Job -
Pull out every line from the listing that has the word "объекты".

Extracted material -
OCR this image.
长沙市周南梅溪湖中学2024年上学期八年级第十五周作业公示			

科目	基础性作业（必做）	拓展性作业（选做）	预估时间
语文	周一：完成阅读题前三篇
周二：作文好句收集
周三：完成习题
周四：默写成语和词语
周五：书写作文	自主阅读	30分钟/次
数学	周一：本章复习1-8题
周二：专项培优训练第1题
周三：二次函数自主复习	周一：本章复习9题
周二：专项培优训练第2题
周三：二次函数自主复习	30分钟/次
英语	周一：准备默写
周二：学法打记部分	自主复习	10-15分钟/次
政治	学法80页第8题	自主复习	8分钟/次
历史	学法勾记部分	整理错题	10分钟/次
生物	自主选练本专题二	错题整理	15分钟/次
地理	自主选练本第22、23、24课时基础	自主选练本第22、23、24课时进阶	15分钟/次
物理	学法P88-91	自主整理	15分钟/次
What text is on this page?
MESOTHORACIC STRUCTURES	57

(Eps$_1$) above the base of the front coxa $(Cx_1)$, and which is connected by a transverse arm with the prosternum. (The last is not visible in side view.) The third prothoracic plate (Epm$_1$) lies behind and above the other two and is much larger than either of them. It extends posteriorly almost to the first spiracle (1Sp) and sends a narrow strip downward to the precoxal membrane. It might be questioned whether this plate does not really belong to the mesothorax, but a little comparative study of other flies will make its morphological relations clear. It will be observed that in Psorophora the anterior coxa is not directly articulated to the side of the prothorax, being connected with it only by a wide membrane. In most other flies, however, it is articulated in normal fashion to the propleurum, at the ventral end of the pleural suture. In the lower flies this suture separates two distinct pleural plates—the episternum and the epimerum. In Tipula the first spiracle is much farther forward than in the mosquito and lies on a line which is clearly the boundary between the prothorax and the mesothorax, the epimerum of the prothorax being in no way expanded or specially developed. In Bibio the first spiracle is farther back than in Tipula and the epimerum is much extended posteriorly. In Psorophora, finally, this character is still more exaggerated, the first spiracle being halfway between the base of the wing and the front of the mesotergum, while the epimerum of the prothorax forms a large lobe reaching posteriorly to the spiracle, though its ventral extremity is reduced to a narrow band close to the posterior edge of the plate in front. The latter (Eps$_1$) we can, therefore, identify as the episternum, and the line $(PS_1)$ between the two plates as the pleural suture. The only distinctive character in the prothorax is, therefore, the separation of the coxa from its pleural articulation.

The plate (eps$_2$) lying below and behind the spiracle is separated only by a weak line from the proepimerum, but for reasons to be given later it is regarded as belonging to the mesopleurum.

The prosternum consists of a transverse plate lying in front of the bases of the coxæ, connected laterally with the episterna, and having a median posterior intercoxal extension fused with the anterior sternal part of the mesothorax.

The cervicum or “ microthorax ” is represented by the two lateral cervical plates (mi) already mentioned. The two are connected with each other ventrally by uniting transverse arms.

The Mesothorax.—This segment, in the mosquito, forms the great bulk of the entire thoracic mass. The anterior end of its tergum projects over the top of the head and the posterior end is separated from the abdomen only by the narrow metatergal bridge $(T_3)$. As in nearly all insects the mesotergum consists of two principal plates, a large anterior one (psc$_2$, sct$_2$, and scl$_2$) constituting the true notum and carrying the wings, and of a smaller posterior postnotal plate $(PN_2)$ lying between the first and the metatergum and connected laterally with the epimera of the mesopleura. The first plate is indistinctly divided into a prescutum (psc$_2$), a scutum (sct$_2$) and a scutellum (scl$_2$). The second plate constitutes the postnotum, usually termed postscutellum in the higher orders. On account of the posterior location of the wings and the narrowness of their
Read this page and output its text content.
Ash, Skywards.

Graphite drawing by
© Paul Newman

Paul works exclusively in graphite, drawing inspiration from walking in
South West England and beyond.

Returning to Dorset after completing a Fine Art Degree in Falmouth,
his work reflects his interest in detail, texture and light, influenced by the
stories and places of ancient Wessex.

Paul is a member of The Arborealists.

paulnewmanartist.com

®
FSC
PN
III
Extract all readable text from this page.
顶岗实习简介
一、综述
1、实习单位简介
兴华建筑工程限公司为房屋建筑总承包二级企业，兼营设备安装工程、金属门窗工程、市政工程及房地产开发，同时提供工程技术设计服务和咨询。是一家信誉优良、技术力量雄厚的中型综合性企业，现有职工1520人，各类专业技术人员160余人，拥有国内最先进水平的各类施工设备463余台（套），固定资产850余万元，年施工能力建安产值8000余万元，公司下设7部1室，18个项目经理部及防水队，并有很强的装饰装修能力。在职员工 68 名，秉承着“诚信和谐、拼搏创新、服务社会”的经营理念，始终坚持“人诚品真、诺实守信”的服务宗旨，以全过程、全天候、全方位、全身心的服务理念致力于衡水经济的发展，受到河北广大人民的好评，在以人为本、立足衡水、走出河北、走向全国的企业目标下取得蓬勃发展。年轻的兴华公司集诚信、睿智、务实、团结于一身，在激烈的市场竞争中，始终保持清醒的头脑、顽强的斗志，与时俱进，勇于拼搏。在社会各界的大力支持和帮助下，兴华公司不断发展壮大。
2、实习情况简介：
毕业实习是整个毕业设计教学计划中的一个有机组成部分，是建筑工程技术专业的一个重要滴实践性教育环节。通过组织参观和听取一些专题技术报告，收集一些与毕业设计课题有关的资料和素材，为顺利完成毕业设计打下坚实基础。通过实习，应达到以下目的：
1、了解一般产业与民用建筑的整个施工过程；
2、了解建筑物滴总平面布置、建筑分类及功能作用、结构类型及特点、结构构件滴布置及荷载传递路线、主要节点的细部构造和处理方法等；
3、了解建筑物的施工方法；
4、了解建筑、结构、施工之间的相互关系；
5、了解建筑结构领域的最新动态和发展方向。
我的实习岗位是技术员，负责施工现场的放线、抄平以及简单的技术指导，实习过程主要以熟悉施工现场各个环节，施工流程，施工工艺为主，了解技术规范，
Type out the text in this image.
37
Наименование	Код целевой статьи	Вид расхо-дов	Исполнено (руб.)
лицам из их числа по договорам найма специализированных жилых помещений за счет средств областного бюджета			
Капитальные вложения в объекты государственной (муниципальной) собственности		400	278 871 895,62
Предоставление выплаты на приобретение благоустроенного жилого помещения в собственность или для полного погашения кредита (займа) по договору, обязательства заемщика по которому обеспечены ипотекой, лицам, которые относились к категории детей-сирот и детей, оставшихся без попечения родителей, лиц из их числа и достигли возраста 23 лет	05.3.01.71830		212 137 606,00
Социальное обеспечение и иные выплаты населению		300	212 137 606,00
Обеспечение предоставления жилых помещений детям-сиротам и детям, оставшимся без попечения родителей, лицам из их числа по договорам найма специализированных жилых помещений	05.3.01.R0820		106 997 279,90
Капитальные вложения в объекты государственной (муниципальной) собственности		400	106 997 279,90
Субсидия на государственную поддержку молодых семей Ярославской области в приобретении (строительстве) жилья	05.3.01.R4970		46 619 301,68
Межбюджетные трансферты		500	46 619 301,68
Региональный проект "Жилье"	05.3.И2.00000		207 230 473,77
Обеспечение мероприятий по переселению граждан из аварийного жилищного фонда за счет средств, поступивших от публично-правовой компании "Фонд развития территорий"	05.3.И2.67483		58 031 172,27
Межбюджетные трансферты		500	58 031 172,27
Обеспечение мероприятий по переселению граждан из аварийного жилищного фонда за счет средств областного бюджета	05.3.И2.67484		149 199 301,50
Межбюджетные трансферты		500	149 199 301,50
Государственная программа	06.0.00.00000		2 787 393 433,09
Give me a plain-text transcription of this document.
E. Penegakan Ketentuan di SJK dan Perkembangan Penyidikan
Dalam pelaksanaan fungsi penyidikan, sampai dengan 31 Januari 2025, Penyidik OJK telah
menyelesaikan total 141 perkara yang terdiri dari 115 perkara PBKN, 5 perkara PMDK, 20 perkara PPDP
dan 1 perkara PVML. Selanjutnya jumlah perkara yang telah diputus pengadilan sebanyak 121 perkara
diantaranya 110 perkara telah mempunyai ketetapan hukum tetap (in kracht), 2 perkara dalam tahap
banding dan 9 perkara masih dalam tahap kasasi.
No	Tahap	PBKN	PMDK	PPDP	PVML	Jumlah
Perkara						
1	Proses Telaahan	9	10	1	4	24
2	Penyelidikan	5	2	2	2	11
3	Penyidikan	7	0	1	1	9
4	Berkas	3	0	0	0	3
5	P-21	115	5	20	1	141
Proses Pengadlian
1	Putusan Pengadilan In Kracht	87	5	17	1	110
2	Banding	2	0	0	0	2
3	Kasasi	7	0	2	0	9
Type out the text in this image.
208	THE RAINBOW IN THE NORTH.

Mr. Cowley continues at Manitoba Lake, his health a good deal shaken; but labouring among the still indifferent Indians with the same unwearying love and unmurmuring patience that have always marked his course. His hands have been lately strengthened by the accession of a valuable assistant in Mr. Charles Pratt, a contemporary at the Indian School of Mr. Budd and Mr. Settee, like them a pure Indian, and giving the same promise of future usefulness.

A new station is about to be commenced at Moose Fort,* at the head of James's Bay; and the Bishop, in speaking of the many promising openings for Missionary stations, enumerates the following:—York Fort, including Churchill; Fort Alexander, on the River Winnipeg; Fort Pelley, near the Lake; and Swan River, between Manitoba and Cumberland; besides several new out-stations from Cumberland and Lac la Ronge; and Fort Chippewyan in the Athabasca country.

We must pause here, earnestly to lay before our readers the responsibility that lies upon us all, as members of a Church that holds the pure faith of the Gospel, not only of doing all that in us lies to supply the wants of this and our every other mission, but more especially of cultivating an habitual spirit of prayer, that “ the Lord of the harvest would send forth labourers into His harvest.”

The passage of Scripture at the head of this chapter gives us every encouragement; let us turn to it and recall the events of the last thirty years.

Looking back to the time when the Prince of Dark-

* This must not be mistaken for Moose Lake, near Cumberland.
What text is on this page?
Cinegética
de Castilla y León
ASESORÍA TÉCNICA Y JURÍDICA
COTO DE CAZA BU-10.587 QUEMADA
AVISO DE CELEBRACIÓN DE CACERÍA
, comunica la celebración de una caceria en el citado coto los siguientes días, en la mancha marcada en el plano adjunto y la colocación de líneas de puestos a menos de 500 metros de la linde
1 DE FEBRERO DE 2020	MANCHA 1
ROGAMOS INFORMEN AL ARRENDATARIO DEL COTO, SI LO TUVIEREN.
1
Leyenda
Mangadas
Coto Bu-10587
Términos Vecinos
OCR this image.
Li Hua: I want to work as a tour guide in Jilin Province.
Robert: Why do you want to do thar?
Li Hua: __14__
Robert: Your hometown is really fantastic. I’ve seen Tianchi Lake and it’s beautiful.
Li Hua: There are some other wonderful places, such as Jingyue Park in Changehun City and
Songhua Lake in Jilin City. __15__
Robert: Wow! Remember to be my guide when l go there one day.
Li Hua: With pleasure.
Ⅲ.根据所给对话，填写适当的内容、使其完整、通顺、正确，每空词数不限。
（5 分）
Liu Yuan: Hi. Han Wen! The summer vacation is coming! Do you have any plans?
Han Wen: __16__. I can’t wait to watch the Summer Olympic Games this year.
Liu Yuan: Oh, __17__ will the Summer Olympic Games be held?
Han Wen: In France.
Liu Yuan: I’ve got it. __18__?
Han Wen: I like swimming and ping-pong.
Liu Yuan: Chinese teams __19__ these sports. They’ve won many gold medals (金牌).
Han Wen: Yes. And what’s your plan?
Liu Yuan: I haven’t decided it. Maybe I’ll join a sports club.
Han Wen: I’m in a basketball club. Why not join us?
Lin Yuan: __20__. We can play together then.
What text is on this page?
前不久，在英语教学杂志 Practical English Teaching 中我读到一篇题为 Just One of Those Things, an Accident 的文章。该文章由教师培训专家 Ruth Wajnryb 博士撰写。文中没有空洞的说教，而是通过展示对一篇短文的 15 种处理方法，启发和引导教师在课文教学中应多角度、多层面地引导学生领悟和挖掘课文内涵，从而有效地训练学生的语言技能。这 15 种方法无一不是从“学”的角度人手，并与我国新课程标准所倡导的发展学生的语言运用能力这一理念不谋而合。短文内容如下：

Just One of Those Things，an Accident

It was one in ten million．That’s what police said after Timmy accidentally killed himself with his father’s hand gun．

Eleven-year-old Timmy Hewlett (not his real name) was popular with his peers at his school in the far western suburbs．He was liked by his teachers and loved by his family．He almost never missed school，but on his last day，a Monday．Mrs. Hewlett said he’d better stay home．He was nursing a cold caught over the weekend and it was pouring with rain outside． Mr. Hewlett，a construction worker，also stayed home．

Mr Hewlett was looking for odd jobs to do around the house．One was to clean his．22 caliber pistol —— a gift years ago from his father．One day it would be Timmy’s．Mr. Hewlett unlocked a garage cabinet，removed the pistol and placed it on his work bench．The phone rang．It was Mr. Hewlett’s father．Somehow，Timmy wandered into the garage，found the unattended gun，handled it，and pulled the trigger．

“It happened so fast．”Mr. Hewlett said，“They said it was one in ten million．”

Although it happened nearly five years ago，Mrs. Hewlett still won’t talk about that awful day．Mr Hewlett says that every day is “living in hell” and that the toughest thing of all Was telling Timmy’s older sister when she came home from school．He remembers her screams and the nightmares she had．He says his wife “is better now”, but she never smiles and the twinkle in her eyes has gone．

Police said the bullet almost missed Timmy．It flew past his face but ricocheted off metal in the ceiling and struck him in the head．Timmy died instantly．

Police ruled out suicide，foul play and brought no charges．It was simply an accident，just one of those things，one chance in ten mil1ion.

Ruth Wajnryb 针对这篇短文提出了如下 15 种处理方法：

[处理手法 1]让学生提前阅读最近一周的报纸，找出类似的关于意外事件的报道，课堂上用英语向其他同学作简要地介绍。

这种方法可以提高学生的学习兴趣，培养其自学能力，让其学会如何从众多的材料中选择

Written answer -
Капитальные вложения в объекты государственной (муниципальной) собственности		400	278 871 895,62
Капитальные вложения в объекты государственной (муниципальной) собственности		400	106 997 279,90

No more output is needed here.